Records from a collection
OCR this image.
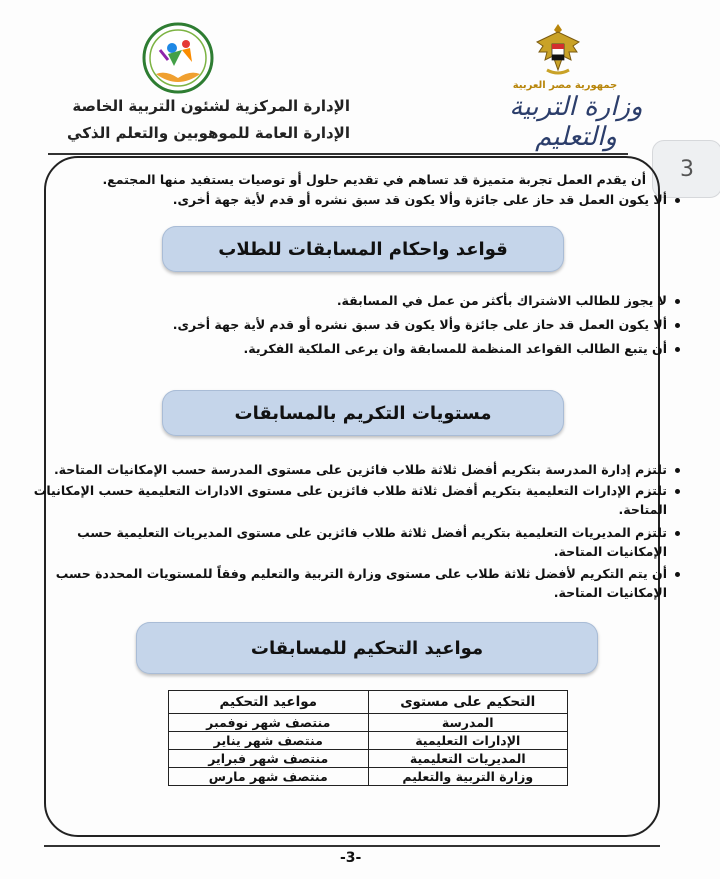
جمهورية مصر العربية
وزارة التربية والتعليم
الإدارة المركزية لشئون التربية الخاصة
الإدارة العامة للموهوبين والتعلم الذكي
3
أن يقدم العمل تجربة متميزة قد تساهم في تقديم حلول أو توصيات يستفيد منها المجتمع.
ألا يكون العمل قد حاز على جائزة وألا يكون قد سبق نشره أو قدم لأية جهة أخرى.
قواعد واحكام المسابقات للطلاب
لا يجوز للطالب الاشتراك بأكثر من عمل في المسابقة.
ألا يكون العمل قد حاز على جائزة وألا يكون قد سبق نشره أو قدم لأية جهة أخرى.
أن يتبع الطالب القواعد المنظمة للمسابقة وان يرعى الملكية الفكرية.
مستويات التكريم بالمسابقات
تلتزم إدارة المدرسة بتكريم أفضل ثلاثة طلاب فائزين على مستوى المدرسة حسب الإمكانيات المتاحة.
تلتزم الإدارات التعليمية بتكريم أفضل ثلاثة طلاب فائزين على مستوى الادارات التعليمية حسب الإمكانيات
المتاحة.
تلتزم المديريات التعليمية بتكريم أفضل ثلاثة طلاب فائزين على مستوى المديريات التعليمية حسب
الإمكانيات المتاحة.
أن يتم التكريم لأفضل ثلاثة طلاب على مستوى وزارة التربية والتعليم وفقاً للمستويات المحددة حسب
الإمكانيات المتاحة.
مواعيد التحكيم للمسابقات
التحكيم على مستوى	مواعيد التحكيم
المدرسة	منتصف شهر نوفمبر
الإدارات التعليمية	منتصف شهر يناير
المديريات التعليمية	منتصف شهر فبراير
وزارة التربية والتعليم	منتصف شهر مارس
-3-
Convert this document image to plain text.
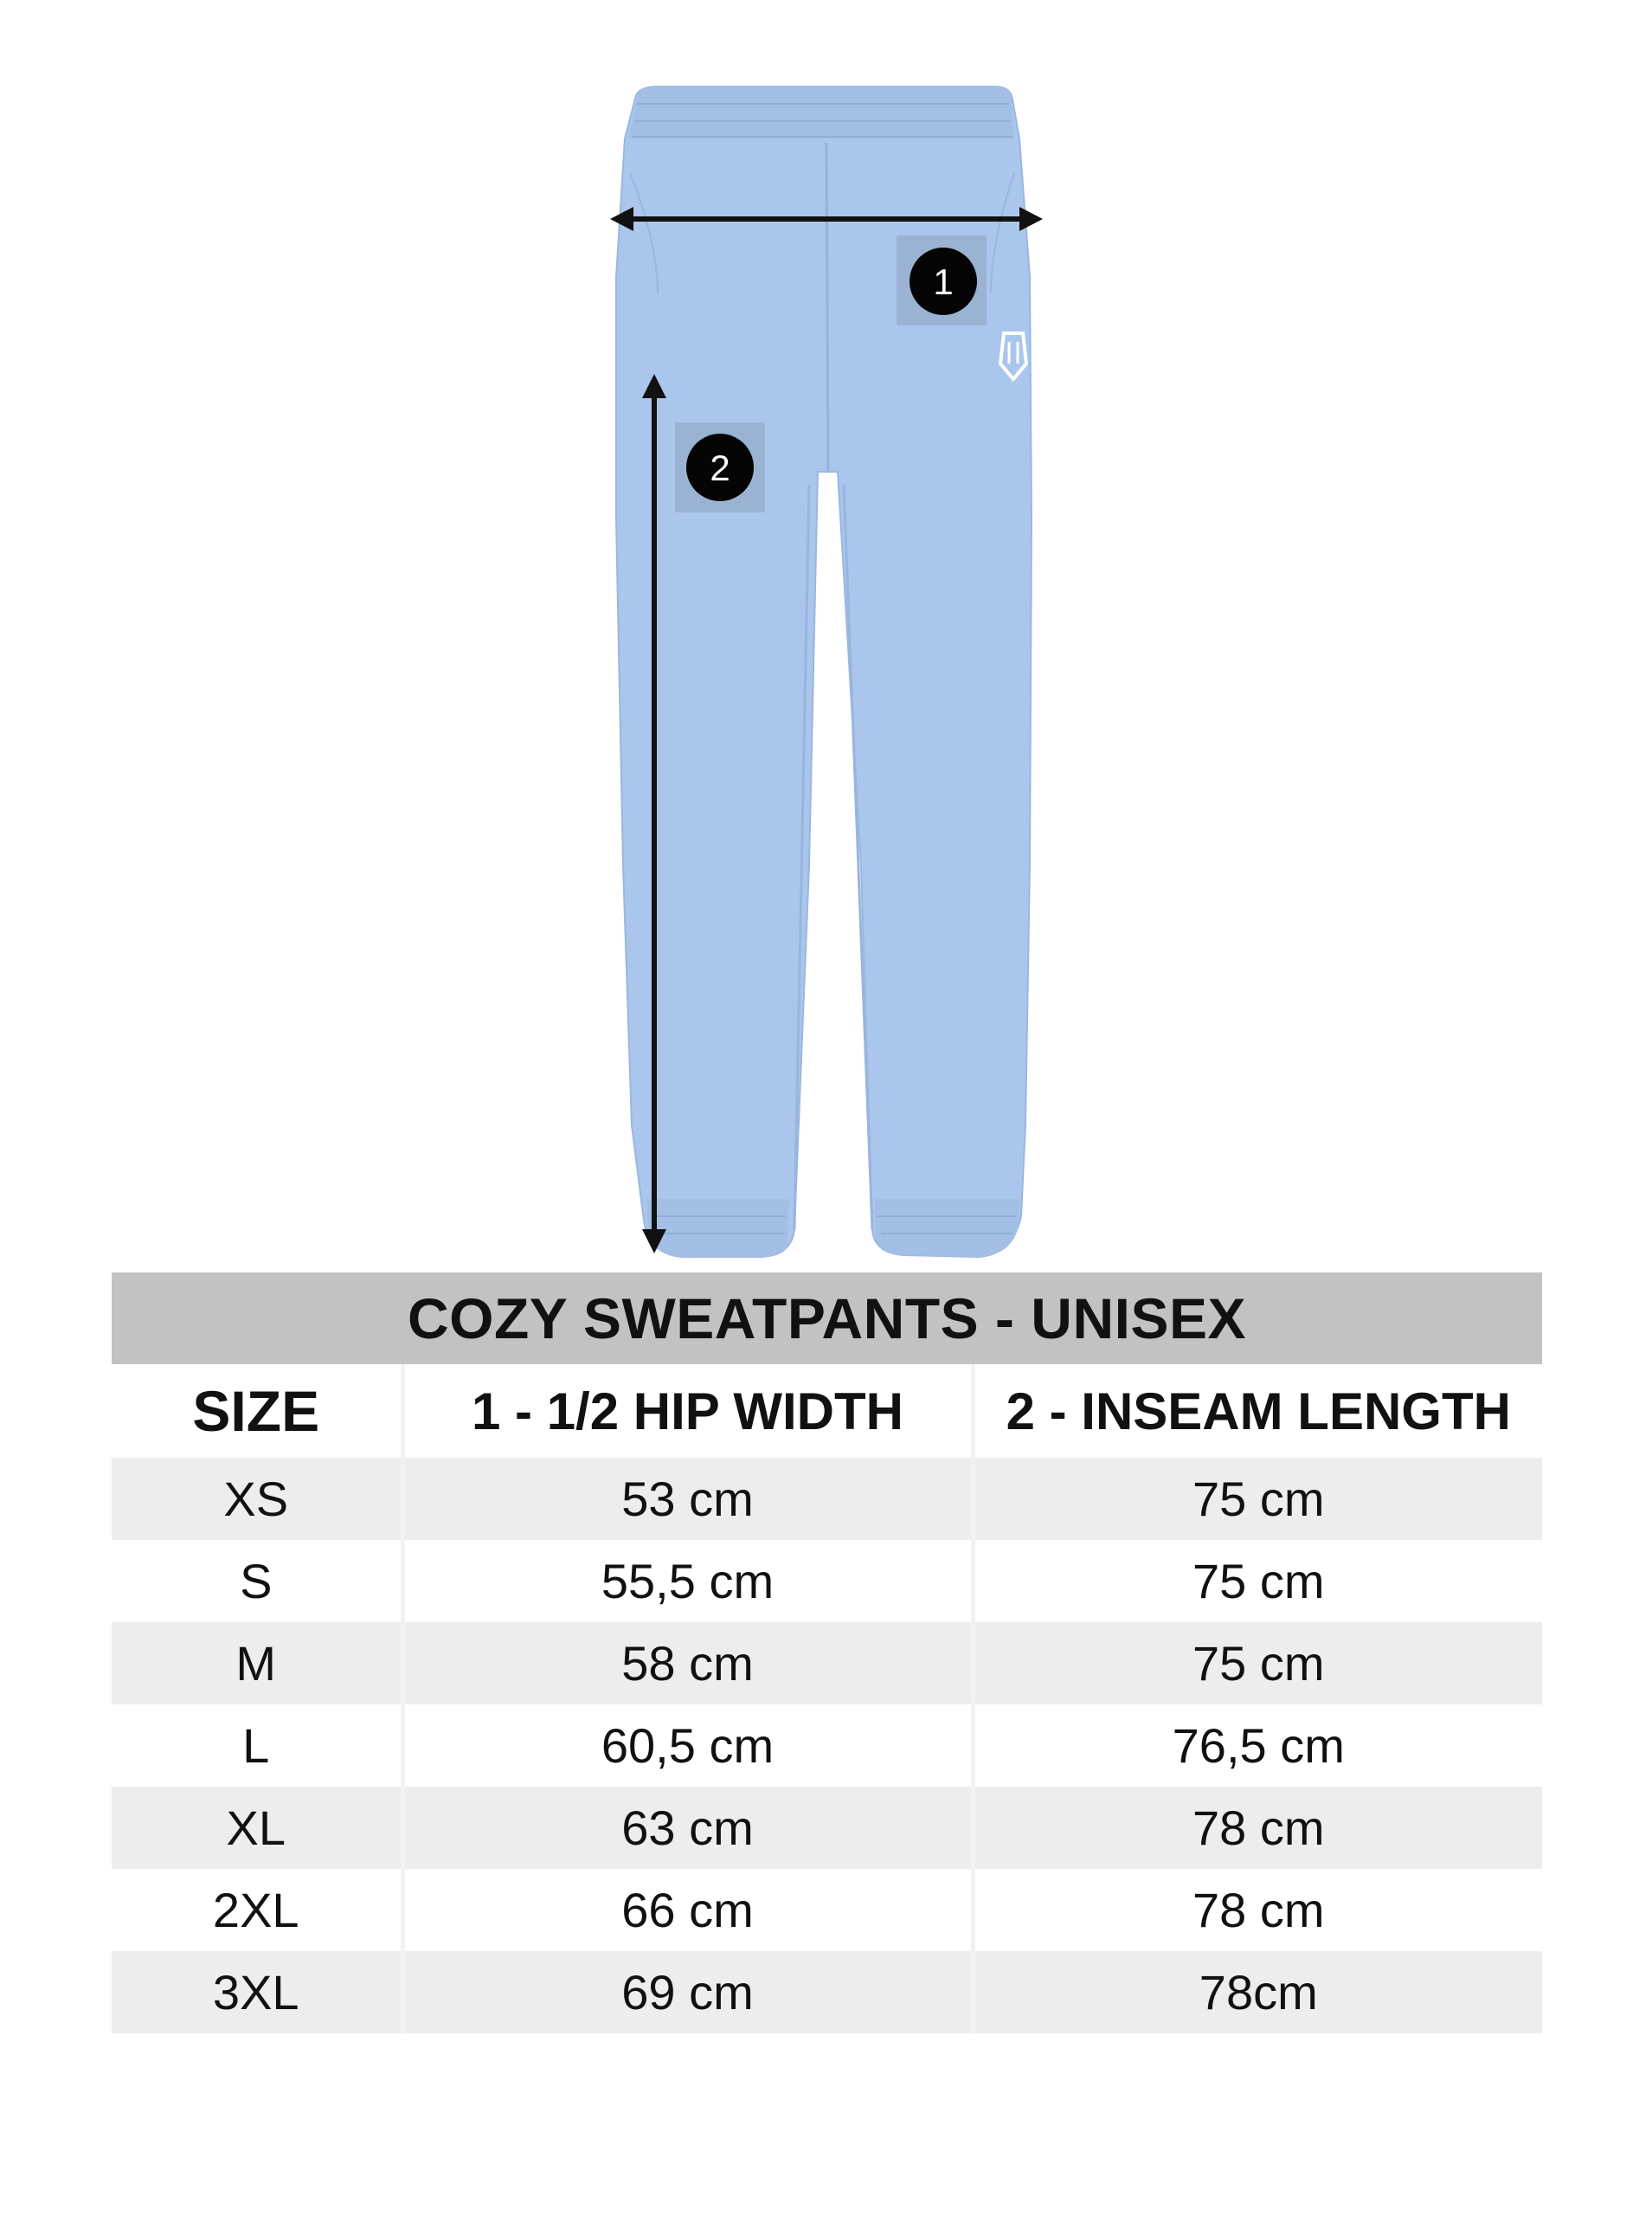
1
2
COZY SWEATPANTS - UNISEX		
SIZE	1 - 1/2 HIP WIDTH	2 - INSEAM LENGTH
XS	53 cm	75 cm
S	55,5 cm	75 cm
M	58 cm	75 cm
L	60,5 cm	76,5 cm
XL	63 cm	78 cm
2XL	66 cm	78 cm
3XL	69 cm	78cm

# Work to do
Reproduce each line exactly as it appears, omitting the pictures.

# Response to the task
OCR this image.
جمهورية مصر العربية
وزارة التربية والتعليم
الإدارة المركزية لشئون التربية الخاصة
الإدارة العامة للموهوبين والتعلم الذكي
3
أن يقدم العمل تجربة متميزة قد تساهم في تقديم حلول أو توصيات يستفيد منها المجتمع.
ألا يكون العمل قد حاز على جائزة وألا يكون قد سبق نشره أو قدم لأية جهة أخرى.
قواعد واحكام المسابقات للطلاب
لا يجوز للطالب الاشتراك بأكثر من عمل في المسابقة.
ألا يكون العمل قد حاز على جائزة وألا يكون قد سبق نشره أو قدم لأية جهة أخرى.
أن يتبع الطالب القواعد المنظمة للمسابقة وان يرعى الملكية الفكرية.
مستويات التكريم بالمسابقات
تلتزم إدارة المدرسة بتكريم أفضل ثلاثة طلاب فائزين على مستوى المدرسة حسب الإمكانيات المتاحة.
تلتزم الإدارات التعليمية بتكريم أفضل ثلاثة طلاب فائزين على مستوى الادارات التعليمية حسب الإمكانيات
المتاحة.
تلتزم المديريات التعليمية بتكريم أفضل ثلاثة طلاب فائزين على مستوى المديريات التعليمية حسب
الإمكانيات المتاحة.
أن يتم التكريم لأفضل ثلاثة طلاب على مستوى وزارة التربية والتعليم وفقاً للمستويات المحددة حسب
الإمكانيات المتاحة.
مواعيد التحكيم للمسابقات
التحكيم على مستوى	مواعيد التحكيم
المدرسة	منتصف شهر نوفمبر
الإدارات التعليمية	منتصف شهر يناير
المديريات التعليمية	منتصف شهر فبراير
وزارة التربية والتعليم	منتصف شهر مارس
-3-
Convert this document image to plain text.
1
2
COZY SWEATPANTS - UNISEX		
SIZE	1 - 1/2 HIP WIDTH	2 - INSEAM LENGTH
XS	53 cm	75 cm
S	55,5 cm	75 cm
M	58 cm	75 cm
L	60,5 cm	76,5 cm
XL	63 cm	78 cm
2XL	66 cm	78 cm
3XL	69 cm	78cm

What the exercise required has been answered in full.